___ PROVIDED DATA ___

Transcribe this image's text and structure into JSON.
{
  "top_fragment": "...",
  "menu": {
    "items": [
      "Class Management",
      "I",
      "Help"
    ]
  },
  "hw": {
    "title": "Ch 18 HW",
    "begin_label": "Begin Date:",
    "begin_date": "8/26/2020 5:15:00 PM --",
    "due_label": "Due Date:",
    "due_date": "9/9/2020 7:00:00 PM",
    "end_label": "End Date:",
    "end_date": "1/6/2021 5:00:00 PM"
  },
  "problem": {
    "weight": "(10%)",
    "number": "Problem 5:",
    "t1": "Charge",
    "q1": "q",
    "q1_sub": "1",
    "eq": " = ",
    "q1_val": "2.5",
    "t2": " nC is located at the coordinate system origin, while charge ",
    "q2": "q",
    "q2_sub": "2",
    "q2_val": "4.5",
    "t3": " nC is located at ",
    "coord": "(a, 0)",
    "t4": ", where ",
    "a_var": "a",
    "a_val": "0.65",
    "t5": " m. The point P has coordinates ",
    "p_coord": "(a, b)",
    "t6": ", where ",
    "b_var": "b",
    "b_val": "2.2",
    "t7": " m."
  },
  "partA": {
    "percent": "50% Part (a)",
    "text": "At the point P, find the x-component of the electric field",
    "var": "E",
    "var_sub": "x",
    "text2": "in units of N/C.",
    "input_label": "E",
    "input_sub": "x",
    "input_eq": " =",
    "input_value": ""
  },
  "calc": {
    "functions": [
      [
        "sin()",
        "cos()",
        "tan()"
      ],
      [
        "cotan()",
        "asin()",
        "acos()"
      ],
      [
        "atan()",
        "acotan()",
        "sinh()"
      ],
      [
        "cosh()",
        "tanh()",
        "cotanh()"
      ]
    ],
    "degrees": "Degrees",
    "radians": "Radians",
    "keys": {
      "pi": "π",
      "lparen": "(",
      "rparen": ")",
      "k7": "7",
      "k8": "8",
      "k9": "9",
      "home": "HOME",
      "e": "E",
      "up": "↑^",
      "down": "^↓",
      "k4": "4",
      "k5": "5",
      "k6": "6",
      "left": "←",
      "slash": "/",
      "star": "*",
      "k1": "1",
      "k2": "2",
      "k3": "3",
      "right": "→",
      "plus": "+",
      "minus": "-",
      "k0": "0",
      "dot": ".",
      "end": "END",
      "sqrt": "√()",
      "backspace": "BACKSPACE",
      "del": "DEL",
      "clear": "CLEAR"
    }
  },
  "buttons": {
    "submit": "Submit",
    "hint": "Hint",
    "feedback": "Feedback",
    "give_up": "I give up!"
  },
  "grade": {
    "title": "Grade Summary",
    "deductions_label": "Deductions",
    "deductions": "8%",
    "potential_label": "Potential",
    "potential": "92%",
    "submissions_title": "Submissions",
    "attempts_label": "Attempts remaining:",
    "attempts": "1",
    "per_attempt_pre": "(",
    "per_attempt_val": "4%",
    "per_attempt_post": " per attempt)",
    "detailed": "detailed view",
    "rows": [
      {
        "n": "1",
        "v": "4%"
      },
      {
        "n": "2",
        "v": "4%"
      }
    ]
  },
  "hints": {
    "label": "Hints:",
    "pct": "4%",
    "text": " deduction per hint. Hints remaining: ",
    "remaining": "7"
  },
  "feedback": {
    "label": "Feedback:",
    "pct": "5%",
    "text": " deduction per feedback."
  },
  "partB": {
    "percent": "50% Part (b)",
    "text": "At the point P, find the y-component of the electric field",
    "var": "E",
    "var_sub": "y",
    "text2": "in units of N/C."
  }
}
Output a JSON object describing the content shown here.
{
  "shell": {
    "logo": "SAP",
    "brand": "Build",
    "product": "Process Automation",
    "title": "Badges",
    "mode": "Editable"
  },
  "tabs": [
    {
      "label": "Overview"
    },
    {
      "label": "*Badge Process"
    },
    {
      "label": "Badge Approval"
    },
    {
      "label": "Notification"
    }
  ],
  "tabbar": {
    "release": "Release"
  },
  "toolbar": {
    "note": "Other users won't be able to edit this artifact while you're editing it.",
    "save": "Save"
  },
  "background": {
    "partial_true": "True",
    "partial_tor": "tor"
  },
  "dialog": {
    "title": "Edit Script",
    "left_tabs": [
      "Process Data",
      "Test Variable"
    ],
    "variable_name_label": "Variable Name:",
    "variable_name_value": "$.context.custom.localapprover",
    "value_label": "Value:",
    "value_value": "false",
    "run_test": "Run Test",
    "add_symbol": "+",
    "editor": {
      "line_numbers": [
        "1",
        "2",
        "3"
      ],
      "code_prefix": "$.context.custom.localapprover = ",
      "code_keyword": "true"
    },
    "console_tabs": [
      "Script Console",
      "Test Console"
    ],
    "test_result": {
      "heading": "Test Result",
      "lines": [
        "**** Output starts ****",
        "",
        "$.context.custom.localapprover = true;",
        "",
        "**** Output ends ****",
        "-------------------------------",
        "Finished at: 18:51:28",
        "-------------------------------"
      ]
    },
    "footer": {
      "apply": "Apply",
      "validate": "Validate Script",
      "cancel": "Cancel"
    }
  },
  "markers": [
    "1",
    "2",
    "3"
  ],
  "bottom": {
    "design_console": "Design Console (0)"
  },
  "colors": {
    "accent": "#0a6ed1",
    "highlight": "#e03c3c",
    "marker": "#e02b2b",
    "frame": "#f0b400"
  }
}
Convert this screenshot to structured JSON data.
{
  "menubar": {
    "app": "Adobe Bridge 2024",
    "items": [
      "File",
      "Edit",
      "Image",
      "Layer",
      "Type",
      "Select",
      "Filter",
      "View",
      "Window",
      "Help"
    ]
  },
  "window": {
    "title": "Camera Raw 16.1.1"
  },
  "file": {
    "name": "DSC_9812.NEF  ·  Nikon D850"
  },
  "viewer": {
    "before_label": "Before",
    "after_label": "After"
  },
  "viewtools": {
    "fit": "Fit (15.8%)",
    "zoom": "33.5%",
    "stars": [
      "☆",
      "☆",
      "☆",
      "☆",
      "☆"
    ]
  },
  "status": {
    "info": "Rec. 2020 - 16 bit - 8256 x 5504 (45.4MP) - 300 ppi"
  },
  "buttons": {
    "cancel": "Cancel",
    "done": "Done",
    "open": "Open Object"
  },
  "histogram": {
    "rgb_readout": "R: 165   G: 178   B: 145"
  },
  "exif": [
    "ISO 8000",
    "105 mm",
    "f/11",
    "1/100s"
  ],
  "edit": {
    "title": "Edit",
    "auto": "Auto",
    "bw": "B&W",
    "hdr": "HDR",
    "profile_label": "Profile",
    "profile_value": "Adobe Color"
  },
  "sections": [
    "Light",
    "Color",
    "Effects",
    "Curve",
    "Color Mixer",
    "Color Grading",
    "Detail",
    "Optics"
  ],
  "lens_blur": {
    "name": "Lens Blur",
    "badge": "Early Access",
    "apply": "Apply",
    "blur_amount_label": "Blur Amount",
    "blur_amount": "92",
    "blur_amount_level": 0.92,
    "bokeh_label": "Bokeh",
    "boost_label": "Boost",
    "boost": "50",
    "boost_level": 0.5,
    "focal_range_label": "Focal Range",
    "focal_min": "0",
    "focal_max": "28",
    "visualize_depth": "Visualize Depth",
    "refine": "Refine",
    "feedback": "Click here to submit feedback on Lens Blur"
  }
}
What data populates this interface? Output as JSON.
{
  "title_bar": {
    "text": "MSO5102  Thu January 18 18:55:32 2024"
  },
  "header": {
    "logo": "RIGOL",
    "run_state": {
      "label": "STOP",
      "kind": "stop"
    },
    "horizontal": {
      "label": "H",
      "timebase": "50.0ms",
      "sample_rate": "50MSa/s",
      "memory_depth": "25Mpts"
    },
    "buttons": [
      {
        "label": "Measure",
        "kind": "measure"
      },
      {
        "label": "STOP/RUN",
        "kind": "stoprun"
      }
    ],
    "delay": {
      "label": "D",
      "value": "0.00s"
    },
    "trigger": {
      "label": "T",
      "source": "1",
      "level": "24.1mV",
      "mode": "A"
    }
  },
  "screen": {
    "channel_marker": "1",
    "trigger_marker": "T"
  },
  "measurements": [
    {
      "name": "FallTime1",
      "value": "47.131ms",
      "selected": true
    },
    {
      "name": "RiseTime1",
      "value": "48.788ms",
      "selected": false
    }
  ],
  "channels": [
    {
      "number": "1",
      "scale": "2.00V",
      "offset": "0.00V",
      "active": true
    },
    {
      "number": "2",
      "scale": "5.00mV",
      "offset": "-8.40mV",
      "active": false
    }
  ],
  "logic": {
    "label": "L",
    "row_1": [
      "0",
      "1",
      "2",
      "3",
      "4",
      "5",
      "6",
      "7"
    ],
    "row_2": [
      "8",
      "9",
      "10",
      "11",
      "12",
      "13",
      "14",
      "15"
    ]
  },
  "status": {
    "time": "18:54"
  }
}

___

EXERCISE DETAILS: Look through the records and gather every line containing "context".

PROBLEM SOLUTION:
    "variable_name_value": "$.context.custom.localapprover",
      "code_prefix": "$.context.custom.localapprover = ",
        "$.context.custom.localapprover = true;",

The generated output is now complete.